Written instruction => Every line with the word "صاحب" in it should be extracted from the data that follows.

Dataset entries =>
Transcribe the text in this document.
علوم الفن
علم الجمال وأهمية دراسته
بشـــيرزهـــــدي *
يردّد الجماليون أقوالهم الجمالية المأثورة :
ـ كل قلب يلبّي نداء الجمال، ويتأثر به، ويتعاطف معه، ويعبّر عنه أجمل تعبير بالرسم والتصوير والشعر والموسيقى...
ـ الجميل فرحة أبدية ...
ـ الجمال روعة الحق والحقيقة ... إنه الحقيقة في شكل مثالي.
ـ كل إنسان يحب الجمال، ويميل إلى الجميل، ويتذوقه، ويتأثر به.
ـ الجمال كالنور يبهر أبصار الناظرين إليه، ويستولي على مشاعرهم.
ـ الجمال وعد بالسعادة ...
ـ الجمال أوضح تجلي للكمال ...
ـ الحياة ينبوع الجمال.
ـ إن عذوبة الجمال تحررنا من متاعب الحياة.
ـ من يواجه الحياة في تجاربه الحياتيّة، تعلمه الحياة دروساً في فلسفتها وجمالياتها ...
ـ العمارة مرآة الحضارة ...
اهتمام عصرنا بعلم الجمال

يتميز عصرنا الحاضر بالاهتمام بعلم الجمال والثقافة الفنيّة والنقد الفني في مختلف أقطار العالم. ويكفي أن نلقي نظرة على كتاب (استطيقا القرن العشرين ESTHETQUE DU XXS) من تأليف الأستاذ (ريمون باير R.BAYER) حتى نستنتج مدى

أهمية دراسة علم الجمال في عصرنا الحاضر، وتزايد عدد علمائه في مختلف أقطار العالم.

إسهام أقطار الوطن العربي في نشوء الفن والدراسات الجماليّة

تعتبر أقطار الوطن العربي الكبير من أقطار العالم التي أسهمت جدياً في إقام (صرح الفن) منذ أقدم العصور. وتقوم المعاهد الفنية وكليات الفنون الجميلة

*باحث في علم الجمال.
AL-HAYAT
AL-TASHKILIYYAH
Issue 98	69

==

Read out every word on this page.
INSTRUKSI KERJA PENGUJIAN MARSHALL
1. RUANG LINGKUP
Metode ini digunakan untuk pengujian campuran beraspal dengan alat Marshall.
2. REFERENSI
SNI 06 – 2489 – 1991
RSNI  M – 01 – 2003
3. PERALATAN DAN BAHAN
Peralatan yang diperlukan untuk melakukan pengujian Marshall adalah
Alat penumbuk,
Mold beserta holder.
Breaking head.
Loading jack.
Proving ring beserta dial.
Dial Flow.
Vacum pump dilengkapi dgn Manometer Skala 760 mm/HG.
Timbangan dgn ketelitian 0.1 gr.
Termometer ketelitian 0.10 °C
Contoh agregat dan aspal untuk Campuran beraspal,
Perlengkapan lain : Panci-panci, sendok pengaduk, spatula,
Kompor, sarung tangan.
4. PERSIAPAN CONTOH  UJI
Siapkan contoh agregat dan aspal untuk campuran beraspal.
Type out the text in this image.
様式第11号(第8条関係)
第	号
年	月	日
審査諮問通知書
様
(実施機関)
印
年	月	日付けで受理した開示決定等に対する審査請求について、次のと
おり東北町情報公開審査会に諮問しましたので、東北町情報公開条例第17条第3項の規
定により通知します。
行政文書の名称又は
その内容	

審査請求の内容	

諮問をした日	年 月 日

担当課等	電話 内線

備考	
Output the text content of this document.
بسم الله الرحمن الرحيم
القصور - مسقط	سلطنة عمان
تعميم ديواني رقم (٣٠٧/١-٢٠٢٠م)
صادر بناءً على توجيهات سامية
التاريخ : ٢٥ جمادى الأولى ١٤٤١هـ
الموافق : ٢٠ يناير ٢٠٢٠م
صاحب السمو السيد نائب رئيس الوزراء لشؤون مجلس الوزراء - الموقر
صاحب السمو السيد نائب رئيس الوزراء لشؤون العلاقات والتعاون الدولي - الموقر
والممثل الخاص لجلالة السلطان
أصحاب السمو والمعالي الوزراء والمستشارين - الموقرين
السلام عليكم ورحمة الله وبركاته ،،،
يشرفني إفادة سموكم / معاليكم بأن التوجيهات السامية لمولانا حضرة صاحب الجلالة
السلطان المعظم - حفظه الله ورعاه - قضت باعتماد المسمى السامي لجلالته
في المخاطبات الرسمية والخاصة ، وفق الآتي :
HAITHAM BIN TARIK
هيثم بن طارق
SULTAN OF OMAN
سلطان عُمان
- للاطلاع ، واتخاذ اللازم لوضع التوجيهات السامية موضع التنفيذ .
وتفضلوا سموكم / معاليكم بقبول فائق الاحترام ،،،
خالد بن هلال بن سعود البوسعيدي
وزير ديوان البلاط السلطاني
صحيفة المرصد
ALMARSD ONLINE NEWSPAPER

...

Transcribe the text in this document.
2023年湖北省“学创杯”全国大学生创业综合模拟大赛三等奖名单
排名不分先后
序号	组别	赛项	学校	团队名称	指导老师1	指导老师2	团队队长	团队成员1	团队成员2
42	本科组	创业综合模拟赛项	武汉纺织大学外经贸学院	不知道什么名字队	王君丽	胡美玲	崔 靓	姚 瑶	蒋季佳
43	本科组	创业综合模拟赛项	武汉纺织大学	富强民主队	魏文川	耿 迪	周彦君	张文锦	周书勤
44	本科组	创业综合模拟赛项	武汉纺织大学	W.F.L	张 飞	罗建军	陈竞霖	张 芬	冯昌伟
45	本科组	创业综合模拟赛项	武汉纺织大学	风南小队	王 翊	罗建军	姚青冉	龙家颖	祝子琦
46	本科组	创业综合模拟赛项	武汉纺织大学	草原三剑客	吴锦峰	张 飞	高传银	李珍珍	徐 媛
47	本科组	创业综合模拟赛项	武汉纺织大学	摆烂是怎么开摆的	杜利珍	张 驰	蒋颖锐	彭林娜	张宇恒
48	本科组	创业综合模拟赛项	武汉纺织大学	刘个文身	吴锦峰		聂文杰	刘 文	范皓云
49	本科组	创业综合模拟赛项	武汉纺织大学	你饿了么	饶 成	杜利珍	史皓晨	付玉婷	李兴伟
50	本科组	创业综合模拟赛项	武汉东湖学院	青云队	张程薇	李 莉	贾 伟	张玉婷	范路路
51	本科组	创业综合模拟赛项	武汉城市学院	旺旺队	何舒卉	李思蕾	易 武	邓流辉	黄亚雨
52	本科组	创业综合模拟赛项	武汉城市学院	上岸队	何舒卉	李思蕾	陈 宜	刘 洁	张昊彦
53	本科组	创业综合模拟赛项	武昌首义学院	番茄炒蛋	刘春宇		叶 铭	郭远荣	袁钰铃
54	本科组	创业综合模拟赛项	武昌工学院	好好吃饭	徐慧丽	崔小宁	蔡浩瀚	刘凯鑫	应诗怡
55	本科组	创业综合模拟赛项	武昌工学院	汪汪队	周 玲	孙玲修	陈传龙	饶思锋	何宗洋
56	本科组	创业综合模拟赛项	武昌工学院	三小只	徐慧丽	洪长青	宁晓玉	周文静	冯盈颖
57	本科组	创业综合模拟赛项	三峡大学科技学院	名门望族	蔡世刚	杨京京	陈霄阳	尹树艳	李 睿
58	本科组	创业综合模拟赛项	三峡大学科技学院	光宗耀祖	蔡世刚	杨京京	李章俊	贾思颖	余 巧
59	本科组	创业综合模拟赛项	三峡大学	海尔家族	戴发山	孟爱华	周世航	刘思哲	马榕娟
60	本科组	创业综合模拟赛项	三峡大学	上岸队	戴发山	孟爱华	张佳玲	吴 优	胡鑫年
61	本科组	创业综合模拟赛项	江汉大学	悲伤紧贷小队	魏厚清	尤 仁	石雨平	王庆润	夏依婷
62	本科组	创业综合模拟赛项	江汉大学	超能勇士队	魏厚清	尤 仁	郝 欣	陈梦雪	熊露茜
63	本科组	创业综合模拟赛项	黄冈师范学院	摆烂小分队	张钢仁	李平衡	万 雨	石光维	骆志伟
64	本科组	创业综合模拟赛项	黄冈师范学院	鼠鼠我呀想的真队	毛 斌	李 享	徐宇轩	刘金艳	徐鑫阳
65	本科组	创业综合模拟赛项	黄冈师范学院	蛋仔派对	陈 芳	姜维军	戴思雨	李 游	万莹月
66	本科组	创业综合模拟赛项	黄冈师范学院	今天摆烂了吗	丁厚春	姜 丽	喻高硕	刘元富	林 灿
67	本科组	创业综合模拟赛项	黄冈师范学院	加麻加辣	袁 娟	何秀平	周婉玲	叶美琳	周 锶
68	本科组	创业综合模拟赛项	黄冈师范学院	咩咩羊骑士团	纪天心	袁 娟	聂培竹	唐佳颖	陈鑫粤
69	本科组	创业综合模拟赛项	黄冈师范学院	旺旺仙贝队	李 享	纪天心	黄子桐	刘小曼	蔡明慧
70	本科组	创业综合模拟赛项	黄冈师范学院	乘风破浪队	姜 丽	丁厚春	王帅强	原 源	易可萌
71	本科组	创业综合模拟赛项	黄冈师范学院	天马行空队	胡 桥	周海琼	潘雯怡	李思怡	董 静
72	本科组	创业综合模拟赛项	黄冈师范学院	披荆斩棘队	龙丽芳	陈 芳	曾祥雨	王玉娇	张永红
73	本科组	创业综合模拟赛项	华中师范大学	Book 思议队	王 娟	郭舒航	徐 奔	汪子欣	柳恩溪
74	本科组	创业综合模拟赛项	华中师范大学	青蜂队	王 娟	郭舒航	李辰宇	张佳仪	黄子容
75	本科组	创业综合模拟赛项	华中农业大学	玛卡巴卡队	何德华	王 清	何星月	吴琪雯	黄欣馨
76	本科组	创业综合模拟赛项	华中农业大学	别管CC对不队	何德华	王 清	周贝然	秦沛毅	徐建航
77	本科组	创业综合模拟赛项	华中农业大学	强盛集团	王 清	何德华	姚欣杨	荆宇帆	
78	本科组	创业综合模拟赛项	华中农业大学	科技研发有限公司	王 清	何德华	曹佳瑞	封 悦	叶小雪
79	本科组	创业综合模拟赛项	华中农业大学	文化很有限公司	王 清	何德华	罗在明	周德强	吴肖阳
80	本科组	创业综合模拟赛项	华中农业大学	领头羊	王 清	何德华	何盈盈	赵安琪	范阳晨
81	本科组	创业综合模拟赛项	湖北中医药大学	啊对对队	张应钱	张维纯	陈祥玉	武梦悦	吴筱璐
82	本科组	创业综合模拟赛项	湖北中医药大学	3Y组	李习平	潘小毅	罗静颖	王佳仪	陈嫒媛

Exercise answer =>
صاحب السمو السيد نائب رئيس الوزراء لشؤون مجلس الوزراء - الموقر
صاحب السمو السيد نائب رئيس الوزراء لشؤون العلاقات والتعاون الدولي - الموقر
يشرفني إفادة سموكم / معاليكم بأن التوجيهات السامية لمولانا حضرة صاحب الجلالة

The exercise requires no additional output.